[Records]
------------------------------------

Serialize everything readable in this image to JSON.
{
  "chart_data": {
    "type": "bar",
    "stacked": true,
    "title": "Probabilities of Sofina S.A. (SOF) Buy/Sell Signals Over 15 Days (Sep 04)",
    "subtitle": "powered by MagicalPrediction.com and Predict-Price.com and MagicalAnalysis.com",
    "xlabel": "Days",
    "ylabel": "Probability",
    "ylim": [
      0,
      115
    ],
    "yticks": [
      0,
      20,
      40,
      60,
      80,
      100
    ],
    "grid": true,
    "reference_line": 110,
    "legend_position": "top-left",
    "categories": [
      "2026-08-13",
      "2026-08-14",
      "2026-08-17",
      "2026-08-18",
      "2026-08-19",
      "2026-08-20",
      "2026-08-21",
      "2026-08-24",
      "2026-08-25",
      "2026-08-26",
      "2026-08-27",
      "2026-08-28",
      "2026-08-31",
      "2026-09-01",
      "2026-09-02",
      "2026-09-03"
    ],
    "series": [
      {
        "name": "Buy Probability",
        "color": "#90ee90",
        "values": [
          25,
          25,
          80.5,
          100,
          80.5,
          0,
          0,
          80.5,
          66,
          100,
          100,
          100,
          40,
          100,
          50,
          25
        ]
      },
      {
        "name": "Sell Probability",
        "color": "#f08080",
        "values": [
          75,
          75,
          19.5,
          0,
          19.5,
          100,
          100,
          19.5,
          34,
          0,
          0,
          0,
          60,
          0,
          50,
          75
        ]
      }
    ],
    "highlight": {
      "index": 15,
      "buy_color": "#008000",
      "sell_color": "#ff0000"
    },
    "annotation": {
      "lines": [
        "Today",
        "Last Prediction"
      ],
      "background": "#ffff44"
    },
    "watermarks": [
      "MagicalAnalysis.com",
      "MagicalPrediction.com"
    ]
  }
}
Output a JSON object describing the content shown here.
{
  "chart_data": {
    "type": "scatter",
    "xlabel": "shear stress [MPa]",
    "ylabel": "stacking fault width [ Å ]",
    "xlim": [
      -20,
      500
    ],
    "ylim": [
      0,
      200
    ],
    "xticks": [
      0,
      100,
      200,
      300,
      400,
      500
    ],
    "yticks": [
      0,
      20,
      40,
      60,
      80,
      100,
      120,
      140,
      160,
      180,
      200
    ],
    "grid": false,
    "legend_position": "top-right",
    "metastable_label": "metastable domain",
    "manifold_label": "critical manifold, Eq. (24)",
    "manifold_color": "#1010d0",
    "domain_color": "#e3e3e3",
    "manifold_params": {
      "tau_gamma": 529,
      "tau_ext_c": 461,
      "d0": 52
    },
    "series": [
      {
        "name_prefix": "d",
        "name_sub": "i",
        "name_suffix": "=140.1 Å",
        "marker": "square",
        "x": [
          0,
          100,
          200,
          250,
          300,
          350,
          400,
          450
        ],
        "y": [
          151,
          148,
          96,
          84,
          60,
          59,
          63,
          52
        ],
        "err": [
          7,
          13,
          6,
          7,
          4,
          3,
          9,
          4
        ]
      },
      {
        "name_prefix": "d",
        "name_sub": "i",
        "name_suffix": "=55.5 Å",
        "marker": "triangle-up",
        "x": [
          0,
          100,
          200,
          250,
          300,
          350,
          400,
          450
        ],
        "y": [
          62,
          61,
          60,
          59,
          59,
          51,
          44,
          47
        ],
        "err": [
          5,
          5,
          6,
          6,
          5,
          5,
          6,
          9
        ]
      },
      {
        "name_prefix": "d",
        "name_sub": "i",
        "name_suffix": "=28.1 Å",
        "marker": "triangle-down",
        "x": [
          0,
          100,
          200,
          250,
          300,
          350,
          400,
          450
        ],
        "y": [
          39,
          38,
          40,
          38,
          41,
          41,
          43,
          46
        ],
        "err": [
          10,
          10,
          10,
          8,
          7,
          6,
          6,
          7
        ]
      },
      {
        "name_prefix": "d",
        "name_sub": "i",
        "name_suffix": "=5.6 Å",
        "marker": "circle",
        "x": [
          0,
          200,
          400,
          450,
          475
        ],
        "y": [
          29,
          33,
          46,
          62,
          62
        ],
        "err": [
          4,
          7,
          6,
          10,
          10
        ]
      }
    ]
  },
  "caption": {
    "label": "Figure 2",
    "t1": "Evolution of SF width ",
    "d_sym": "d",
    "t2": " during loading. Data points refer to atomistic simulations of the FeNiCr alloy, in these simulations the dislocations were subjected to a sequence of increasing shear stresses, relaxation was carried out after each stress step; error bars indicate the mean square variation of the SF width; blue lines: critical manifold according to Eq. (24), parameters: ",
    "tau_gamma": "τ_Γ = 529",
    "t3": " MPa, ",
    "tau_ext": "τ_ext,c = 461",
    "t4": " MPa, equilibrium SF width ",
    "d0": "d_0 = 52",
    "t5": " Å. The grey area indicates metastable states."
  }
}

------------------------------------

▶ Your task
Using the listing above, pick out each line that contains the word "metastable", then copy it.

▶ Result
    "metastable_label": "metastable domain",
    "t5": " Å. The grey area indicates metastable states."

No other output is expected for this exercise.